▶ Short task: Find every line with the string "JSON" in it, count them, and reply with that count only.

▶ Entries with figure data:
* begin *
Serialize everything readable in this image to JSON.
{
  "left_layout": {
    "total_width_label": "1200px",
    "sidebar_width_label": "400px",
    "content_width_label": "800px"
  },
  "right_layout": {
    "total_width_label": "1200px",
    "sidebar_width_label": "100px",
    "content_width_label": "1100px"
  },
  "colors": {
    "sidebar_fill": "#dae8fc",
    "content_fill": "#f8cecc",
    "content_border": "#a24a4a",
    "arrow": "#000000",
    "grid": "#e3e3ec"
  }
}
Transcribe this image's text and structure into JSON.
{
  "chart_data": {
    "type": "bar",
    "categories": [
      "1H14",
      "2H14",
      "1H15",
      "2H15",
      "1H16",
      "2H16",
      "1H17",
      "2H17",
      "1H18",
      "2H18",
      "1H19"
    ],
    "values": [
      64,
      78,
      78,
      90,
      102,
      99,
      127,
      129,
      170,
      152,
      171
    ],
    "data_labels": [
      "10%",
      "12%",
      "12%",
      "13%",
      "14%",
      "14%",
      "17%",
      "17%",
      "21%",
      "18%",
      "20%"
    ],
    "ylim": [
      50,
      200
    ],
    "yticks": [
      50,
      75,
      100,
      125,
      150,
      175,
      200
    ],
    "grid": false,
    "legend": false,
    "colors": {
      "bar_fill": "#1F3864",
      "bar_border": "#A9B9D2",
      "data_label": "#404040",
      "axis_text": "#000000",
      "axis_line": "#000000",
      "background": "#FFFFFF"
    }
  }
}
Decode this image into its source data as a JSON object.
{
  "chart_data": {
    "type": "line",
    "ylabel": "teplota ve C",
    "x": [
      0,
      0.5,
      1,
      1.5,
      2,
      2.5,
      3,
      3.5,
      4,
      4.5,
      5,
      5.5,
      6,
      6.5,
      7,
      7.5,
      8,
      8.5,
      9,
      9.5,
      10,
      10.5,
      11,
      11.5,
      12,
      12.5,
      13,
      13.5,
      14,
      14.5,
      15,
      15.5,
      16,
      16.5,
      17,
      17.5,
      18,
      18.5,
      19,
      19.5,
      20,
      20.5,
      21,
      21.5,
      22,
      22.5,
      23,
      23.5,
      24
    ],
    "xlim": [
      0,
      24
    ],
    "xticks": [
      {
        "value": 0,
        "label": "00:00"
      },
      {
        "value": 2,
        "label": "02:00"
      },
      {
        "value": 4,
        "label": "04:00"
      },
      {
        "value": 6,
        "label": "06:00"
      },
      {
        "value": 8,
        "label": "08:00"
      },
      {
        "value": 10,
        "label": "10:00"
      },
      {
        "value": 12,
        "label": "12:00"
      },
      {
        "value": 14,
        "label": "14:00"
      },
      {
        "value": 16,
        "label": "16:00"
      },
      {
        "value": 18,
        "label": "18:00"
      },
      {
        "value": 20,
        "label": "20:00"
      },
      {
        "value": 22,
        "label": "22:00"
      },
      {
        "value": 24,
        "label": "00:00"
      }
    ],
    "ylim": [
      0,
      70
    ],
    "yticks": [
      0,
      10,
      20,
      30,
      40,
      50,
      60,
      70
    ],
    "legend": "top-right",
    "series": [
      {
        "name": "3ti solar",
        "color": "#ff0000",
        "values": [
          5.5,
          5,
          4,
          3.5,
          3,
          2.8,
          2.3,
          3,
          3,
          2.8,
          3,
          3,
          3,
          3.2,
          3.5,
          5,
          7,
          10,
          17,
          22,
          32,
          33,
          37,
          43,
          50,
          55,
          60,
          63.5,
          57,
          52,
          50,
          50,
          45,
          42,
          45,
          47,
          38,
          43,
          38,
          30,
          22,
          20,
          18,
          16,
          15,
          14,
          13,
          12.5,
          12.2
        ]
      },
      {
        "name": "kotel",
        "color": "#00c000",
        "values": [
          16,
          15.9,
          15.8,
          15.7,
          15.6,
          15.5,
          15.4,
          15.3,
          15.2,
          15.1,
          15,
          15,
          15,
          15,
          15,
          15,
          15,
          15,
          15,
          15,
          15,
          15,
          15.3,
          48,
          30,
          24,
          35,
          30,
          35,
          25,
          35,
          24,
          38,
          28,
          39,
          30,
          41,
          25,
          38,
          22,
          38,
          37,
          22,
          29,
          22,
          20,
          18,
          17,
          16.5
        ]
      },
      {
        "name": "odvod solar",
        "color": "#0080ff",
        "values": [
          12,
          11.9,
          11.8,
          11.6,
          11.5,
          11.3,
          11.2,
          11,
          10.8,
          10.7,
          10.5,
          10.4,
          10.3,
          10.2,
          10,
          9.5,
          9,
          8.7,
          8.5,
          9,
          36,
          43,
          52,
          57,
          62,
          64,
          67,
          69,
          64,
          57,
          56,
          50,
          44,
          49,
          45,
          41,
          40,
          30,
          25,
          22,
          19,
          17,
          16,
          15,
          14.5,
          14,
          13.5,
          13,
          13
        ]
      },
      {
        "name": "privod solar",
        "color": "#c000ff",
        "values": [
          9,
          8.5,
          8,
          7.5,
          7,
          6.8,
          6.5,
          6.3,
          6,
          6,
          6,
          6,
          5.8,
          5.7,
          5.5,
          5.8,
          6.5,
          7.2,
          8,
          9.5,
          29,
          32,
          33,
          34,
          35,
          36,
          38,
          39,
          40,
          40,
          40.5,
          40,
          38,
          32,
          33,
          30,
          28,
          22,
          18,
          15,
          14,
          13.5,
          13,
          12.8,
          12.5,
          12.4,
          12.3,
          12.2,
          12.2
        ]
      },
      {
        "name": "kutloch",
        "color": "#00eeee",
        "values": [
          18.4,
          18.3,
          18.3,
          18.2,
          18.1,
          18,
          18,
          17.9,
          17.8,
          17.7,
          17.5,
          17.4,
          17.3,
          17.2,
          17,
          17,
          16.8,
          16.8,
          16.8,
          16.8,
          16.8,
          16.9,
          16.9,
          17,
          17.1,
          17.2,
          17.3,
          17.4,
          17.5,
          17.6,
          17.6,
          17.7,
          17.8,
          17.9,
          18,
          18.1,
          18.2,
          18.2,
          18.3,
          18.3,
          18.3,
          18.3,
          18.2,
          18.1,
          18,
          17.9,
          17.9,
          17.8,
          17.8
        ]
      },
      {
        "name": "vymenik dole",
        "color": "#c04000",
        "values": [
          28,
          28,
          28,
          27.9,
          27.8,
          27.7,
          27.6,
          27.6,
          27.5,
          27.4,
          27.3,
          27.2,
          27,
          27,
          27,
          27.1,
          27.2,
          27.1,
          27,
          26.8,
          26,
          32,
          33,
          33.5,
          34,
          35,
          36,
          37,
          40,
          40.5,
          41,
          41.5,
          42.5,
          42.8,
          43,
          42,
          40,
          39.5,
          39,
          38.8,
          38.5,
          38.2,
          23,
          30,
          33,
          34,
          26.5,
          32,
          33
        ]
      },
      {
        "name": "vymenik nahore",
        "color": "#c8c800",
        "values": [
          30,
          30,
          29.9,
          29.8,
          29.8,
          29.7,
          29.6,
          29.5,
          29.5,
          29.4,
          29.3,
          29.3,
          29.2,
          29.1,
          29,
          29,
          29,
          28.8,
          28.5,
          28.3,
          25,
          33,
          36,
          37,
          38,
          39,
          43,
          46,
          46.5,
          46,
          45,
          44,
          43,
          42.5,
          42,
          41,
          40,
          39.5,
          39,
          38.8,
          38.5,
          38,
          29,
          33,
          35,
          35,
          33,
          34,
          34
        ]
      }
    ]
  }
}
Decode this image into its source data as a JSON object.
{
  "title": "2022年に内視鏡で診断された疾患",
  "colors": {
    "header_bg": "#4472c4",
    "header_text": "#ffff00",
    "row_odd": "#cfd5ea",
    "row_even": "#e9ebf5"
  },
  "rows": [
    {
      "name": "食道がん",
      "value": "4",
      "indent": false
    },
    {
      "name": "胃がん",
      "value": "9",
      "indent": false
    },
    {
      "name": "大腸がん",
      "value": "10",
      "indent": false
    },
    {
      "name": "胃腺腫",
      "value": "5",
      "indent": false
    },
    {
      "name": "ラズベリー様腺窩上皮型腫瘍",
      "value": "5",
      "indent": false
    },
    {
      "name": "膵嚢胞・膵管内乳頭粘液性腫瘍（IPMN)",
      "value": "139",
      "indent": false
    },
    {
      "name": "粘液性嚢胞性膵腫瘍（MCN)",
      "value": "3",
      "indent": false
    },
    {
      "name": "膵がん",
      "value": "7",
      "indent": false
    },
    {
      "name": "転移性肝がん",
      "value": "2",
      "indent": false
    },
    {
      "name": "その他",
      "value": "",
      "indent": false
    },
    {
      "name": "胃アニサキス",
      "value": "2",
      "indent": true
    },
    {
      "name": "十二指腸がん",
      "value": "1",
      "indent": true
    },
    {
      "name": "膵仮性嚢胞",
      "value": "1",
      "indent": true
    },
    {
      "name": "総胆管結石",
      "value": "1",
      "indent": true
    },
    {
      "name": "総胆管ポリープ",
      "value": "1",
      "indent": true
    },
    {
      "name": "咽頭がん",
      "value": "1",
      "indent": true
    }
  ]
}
* end *
▶ Solution below: 4